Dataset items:
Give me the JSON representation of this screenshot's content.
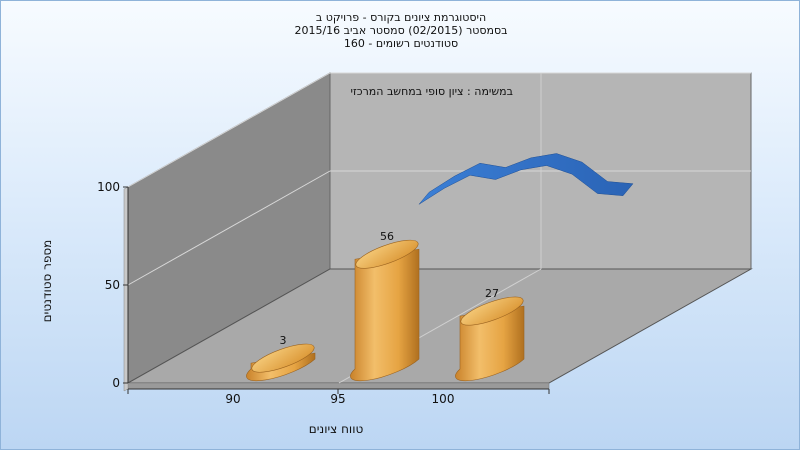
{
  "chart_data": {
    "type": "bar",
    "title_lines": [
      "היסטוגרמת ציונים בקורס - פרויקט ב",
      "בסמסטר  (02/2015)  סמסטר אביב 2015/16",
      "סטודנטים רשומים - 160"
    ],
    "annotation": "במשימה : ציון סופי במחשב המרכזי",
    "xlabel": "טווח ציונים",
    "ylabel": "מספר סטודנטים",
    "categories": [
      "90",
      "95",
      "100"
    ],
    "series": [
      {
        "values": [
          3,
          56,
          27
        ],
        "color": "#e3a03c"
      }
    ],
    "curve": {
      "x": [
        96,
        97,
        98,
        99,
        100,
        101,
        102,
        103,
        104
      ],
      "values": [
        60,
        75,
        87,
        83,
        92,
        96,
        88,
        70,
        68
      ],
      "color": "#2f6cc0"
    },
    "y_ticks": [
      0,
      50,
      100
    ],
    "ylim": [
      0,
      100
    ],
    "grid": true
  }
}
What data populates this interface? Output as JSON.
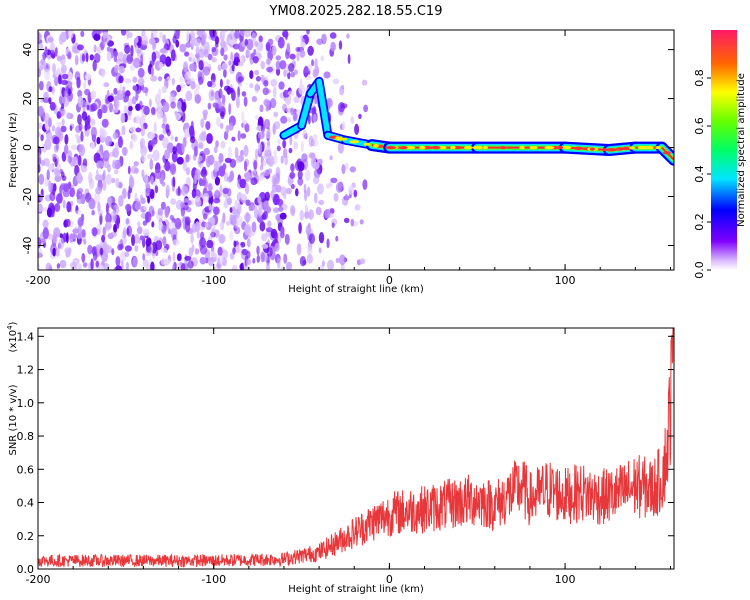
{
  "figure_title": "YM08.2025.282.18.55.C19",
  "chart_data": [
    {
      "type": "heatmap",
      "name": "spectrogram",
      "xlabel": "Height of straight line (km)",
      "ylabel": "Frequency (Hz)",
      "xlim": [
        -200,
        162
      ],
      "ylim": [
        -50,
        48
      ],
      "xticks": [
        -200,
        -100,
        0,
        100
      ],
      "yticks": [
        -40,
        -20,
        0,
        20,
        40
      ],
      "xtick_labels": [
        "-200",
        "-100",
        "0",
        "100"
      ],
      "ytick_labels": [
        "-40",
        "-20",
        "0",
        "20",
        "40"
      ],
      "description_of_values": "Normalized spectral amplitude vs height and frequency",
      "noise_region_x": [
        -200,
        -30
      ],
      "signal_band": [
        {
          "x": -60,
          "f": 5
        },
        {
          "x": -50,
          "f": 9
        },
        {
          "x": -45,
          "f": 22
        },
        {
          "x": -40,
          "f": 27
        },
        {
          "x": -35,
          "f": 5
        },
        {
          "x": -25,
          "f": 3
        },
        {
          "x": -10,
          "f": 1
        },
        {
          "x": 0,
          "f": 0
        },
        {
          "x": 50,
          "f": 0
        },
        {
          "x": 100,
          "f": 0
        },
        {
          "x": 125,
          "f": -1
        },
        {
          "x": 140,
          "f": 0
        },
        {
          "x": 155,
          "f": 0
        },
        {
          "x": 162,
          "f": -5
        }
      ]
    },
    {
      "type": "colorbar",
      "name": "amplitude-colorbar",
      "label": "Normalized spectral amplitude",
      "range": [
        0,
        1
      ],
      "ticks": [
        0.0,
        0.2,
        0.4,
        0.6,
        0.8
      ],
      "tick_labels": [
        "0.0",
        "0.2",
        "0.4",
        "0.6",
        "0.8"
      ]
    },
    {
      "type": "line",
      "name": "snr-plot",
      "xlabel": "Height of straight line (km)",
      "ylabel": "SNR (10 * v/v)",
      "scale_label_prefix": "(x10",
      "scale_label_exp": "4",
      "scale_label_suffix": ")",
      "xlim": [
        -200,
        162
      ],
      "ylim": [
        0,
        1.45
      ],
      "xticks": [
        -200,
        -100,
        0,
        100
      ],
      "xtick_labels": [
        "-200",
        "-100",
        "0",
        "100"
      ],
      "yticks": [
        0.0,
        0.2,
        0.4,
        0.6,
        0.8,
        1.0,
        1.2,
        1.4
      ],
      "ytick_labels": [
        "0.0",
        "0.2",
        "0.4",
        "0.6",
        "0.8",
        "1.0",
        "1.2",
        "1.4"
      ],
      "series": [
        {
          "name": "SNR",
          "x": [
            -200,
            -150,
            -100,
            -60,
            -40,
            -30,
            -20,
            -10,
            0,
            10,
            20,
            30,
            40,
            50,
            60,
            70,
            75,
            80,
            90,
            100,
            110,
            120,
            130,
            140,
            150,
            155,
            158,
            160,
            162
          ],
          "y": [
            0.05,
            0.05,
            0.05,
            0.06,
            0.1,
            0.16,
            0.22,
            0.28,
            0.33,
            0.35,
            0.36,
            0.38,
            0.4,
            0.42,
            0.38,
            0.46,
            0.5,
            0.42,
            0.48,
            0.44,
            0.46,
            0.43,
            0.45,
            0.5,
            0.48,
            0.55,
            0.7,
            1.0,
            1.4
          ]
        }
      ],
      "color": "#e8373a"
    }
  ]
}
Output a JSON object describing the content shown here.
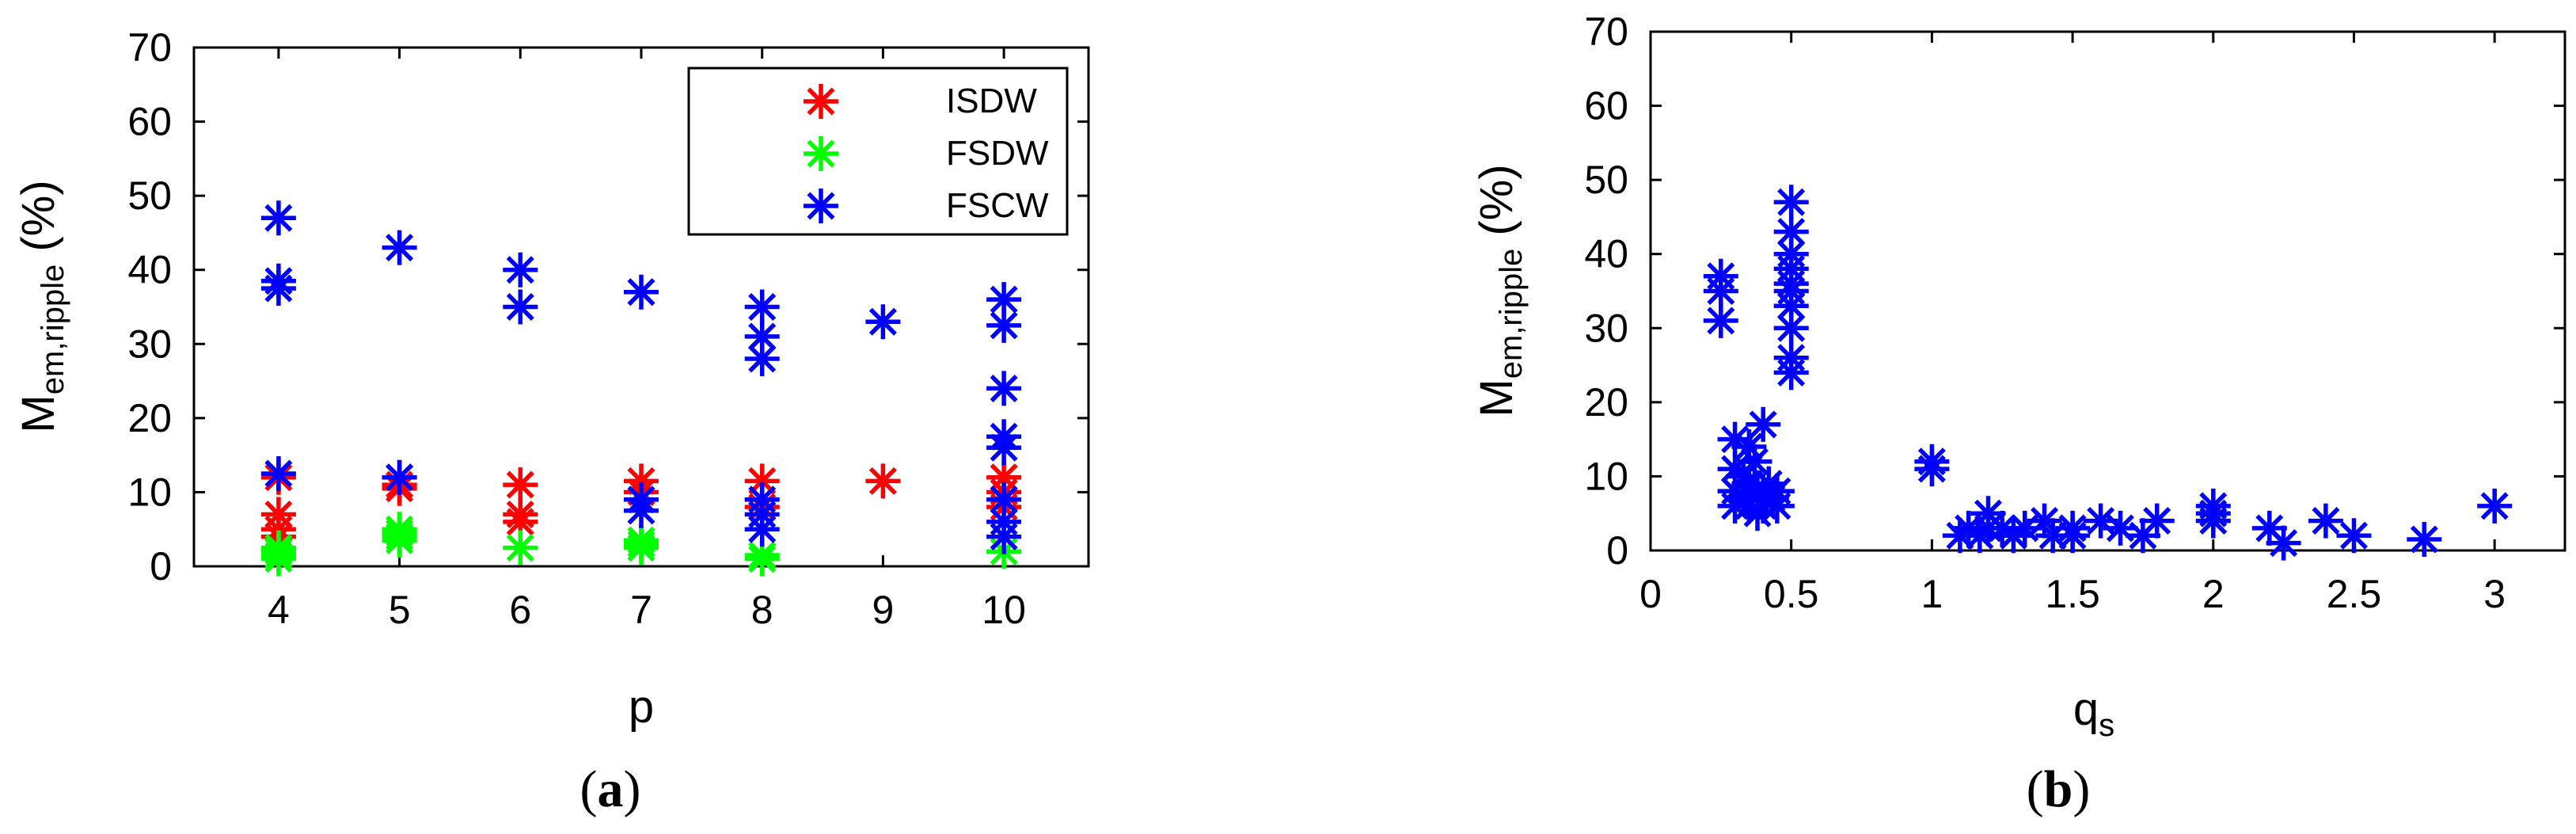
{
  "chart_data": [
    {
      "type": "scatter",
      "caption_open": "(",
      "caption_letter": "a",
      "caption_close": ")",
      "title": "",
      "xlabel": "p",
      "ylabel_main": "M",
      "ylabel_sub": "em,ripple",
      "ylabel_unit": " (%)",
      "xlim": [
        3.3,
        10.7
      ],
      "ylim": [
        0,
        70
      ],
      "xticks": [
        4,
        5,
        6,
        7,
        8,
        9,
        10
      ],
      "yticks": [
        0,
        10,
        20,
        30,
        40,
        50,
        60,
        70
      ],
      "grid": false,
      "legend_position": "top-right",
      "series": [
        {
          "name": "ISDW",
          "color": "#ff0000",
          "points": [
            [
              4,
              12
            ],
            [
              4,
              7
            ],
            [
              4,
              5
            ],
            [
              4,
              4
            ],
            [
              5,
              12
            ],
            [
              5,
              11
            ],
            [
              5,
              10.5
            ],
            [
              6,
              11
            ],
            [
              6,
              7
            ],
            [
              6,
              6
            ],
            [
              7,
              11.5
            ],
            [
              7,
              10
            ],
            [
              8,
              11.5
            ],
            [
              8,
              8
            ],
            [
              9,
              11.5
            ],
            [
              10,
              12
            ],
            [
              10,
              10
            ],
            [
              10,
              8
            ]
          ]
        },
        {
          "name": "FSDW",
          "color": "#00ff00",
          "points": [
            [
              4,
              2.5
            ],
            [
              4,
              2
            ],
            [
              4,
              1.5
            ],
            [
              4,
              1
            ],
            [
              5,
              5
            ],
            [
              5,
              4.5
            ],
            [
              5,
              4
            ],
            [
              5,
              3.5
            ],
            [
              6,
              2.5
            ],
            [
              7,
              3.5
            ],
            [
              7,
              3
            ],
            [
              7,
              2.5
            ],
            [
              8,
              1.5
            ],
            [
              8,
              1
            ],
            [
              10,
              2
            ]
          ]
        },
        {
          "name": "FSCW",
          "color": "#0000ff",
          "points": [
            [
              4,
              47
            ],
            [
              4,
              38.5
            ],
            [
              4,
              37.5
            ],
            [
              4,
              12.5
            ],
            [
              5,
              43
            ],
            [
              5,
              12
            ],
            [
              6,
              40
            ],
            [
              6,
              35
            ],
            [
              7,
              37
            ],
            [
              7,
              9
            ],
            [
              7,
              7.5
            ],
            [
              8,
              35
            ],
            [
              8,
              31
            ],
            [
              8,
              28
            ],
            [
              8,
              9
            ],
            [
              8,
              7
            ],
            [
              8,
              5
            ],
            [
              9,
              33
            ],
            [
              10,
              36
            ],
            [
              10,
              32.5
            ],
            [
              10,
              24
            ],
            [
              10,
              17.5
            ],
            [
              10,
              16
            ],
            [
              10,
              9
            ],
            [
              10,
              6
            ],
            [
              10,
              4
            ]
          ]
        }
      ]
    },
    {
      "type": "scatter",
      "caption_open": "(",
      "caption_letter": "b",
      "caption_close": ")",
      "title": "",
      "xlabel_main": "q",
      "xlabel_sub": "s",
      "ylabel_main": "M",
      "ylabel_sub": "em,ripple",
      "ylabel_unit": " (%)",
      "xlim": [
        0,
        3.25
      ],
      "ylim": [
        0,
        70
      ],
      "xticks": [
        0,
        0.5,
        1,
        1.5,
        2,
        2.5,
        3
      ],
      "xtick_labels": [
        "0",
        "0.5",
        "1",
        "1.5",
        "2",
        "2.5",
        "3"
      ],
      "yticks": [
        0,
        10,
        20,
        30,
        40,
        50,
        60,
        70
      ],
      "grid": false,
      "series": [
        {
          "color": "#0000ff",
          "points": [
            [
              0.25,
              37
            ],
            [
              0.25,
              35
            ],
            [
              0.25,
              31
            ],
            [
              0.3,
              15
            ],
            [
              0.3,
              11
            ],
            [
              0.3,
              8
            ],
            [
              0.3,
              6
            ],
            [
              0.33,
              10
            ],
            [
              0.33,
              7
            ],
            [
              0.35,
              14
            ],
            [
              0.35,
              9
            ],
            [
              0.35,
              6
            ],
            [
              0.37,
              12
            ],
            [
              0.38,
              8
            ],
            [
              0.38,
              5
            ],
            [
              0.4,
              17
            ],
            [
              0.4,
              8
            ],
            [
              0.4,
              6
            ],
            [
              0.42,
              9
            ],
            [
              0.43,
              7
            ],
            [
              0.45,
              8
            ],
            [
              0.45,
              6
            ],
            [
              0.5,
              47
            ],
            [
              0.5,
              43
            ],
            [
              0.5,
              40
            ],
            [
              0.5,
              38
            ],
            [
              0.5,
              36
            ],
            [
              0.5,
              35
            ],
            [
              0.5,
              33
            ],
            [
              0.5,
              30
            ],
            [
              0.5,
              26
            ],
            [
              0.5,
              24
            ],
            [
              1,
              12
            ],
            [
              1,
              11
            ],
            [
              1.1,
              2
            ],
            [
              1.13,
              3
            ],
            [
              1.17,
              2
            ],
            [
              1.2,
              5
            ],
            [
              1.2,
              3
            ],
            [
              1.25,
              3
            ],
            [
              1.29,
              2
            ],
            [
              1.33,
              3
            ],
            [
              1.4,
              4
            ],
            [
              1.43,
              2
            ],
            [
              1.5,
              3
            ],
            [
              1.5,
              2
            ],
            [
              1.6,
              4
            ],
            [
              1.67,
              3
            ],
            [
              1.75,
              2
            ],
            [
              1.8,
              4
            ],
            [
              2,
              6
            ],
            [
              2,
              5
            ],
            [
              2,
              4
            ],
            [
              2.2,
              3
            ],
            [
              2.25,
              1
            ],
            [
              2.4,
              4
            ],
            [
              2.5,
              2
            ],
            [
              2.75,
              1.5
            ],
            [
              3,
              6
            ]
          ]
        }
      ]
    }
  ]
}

▸ **EXERCISE REQUIREMENTS**:
Work out how many lines of the data above hold the word "Normalized", and write only the count.

▸ **SOLUTION FOR THIS TASK**:
2